__Problem statement__.
From the entries below, copy every line that holds the word "color".

__Information supplied__.
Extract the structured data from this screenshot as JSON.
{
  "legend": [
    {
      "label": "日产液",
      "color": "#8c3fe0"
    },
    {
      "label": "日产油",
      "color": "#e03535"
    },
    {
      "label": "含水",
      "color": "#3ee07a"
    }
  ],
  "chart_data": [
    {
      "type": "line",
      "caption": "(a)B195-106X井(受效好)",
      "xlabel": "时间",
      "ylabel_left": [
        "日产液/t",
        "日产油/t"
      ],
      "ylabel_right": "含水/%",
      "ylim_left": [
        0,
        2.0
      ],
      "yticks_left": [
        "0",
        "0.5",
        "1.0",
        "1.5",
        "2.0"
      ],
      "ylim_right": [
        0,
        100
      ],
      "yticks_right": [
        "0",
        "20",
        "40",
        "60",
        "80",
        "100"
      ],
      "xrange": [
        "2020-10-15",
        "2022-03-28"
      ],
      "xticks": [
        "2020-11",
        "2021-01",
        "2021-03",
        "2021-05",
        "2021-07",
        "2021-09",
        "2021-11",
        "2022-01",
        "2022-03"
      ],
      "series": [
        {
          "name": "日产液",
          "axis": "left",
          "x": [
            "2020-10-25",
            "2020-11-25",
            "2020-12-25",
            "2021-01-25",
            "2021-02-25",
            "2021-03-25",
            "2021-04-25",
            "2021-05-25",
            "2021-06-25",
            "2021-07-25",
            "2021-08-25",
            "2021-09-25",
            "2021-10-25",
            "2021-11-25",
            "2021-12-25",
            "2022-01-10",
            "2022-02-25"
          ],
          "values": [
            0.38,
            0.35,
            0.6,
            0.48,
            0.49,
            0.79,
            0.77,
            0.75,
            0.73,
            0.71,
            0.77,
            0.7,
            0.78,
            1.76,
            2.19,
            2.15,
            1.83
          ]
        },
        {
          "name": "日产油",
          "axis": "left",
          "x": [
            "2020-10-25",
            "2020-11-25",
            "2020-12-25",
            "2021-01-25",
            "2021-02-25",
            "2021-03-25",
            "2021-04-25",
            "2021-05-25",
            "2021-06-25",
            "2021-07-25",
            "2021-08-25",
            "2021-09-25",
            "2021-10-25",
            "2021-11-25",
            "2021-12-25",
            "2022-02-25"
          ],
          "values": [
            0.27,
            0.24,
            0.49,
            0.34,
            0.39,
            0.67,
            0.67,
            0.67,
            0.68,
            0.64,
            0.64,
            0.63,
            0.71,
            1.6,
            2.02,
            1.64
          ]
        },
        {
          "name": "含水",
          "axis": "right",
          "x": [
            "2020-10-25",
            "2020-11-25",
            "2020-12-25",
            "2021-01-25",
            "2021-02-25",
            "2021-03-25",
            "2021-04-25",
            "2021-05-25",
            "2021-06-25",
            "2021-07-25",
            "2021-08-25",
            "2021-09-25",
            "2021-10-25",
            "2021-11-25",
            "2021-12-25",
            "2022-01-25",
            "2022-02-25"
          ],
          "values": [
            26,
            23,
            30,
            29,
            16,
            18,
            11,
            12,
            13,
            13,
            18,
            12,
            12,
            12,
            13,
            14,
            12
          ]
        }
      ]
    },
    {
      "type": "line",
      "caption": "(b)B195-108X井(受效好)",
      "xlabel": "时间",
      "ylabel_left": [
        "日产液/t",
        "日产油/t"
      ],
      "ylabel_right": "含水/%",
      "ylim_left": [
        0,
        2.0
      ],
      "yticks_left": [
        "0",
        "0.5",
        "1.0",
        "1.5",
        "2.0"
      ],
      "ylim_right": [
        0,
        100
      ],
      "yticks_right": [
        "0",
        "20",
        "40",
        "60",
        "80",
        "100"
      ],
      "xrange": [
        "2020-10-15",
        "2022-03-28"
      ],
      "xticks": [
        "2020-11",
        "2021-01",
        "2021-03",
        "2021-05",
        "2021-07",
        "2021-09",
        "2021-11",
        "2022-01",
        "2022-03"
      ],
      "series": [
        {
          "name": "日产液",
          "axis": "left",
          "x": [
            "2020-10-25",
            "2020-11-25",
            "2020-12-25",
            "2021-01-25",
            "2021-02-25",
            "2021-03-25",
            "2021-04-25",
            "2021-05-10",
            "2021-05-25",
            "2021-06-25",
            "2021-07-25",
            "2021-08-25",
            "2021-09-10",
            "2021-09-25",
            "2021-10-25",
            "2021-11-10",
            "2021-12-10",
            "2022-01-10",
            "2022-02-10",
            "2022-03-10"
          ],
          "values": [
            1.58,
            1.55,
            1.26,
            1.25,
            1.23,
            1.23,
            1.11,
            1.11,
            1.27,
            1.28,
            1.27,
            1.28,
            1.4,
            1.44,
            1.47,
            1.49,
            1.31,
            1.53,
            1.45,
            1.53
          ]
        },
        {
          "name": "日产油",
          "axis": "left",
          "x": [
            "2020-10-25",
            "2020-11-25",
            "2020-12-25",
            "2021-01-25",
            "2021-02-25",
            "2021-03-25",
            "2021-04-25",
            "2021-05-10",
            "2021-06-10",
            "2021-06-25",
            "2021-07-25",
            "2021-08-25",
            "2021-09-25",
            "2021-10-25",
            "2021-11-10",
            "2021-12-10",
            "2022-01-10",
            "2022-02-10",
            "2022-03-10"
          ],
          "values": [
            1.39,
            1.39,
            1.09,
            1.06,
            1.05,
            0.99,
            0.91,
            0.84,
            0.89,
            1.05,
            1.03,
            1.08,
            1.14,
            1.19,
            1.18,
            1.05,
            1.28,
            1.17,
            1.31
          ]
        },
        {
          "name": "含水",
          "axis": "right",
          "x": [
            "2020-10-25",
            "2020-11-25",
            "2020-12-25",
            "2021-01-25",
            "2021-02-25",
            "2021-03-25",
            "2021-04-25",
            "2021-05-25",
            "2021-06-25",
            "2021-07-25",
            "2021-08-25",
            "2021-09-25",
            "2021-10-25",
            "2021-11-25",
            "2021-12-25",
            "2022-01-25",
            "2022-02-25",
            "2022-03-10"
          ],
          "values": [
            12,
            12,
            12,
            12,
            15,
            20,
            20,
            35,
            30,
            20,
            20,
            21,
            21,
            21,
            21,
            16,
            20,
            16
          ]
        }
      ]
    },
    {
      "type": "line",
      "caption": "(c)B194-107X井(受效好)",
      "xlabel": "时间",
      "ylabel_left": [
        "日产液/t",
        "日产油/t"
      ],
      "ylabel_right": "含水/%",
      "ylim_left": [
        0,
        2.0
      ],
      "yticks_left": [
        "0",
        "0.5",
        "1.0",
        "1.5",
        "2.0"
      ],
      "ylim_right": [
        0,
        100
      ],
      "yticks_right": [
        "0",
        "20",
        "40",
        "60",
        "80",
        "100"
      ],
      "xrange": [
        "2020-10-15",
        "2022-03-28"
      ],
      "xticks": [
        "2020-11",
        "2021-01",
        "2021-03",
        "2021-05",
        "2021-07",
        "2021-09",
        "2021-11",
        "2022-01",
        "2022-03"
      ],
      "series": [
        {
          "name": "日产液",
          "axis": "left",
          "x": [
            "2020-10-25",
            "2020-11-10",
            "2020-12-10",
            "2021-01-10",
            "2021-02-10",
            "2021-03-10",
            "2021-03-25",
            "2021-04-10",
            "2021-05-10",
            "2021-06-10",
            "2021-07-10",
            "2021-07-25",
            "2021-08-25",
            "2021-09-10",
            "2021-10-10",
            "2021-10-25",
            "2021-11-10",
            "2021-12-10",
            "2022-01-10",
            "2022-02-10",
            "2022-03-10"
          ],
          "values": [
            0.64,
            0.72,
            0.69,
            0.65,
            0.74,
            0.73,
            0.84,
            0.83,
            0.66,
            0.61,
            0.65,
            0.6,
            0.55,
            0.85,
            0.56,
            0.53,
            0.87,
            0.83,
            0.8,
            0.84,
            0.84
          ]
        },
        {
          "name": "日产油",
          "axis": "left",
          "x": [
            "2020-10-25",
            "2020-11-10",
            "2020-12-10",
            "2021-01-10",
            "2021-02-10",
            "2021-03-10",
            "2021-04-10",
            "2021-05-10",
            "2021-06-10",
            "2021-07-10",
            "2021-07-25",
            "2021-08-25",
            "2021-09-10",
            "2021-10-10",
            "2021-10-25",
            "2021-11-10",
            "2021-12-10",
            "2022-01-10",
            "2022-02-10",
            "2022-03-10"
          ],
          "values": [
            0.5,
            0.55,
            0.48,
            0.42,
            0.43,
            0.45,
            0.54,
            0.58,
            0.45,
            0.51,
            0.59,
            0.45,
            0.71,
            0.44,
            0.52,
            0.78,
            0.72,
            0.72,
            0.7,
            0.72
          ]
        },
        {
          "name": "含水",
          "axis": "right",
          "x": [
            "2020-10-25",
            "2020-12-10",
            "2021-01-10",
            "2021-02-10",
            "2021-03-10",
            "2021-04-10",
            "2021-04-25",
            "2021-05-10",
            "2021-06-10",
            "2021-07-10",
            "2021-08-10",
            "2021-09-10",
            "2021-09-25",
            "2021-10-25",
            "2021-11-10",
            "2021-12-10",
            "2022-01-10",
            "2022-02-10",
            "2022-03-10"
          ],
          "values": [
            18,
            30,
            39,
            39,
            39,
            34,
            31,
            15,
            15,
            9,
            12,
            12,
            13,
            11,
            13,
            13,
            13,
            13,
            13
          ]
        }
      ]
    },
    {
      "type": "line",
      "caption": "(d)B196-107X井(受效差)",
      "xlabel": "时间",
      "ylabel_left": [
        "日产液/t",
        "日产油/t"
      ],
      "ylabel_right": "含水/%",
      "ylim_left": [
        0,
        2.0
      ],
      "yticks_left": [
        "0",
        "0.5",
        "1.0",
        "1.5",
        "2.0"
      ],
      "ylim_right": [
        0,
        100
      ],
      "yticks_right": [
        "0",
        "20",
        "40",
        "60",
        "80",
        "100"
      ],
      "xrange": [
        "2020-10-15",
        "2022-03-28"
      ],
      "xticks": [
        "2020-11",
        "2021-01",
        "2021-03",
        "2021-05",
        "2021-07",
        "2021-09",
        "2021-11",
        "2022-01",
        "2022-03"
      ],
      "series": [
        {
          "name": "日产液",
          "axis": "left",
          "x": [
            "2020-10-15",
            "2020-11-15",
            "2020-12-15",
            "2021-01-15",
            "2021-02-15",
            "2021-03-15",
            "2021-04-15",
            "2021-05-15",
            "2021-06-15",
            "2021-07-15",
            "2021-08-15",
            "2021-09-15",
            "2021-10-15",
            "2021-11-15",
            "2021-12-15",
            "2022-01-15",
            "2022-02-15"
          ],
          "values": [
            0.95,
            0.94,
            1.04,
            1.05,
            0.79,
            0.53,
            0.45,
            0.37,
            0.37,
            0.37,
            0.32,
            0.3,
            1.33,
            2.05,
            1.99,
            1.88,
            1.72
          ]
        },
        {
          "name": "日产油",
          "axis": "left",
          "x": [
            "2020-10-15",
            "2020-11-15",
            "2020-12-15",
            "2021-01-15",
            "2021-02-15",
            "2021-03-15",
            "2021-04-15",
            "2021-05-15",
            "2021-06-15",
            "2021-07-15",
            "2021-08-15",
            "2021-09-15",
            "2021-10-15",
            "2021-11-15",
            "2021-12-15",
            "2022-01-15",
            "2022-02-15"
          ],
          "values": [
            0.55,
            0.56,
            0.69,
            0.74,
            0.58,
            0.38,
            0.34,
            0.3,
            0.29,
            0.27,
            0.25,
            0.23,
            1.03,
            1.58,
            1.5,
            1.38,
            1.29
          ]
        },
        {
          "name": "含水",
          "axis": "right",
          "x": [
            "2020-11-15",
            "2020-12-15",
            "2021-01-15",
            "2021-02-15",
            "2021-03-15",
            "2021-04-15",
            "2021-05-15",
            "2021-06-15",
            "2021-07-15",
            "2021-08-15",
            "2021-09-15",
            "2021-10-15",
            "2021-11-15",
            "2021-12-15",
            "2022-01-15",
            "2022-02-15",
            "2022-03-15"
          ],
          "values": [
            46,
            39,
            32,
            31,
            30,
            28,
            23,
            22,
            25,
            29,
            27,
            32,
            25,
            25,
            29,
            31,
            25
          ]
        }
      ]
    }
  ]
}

__Task result__.
      "color": "#8c3fe0"
      "color": "#e03535"
      "color": "#3ee07a"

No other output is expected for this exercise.